**Exercise**
Copy out all lines that carry the word "NURSING".

Data entries:
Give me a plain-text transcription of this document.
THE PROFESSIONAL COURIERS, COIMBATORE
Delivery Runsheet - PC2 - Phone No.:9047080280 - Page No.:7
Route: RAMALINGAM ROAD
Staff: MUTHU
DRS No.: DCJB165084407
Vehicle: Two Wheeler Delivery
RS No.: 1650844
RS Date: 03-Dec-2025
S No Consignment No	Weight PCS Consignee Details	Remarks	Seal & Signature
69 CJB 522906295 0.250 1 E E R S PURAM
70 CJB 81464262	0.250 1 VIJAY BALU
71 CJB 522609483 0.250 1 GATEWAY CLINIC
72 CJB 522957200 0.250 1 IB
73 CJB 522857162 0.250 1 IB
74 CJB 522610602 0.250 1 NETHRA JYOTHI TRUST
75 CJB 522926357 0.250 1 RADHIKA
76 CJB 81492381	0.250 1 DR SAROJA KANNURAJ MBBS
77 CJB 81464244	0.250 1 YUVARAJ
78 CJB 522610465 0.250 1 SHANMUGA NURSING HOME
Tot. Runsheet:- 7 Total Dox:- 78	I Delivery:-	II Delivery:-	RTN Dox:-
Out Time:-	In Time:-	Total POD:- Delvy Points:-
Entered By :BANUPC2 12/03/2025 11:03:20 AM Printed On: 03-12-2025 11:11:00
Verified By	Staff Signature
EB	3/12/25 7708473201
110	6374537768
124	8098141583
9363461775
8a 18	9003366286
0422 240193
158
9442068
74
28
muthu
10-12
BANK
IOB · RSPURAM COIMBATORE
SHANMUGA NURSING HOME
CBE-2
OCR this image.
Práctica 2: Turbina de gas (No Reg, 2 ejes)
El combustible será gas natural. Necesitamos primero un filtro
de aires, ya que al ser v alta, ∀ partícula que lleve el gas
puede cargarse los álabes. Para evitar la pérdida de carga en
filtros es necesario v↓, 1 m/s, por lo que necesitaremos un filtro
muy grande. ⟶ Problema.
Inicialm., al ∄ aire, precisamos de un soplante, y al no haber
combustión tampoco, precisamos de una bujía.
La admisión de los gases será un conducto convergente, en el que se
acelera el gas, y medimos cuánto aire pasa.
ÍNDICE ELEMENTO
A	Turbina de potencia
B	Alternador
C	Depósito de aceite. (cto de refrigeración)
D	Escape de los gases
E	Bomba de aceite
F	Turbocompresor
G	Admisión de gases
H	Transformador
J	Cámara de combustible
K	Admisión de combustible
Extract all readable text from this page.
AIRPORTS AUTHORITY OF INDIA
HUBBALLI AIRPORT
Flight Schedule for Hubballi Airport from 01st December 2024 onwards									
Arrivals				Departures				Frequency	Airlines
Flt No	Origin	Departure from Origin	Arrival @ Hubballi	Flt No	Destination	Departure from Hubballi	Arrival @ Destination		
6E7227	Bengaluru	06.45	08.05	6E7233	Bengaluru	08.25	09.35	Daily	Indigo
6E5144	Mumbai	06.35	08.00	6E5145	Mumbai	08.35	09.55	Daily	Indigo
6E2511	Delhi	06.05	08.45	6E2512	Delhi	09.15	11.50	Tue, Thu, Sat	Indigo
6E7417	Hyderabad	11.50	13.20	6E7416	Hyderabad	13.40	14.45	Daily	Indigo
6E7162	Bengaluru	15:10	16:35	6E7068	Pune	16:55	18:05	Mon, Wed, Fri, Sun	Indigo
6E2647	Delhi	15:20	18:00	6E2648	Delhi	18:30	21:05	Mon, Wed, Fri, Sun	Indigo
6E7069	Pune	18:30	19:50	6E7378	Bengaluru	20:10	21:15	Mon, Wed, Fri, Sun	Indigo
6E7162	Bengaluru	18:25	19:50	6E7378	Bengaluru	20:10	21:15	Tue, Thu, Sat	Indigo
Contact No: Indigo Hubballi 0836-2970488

**Full response**
78 CJB 522610465 0.250 1 SHANMUGA NURSING HOME
SHANMUGA NURSING HOME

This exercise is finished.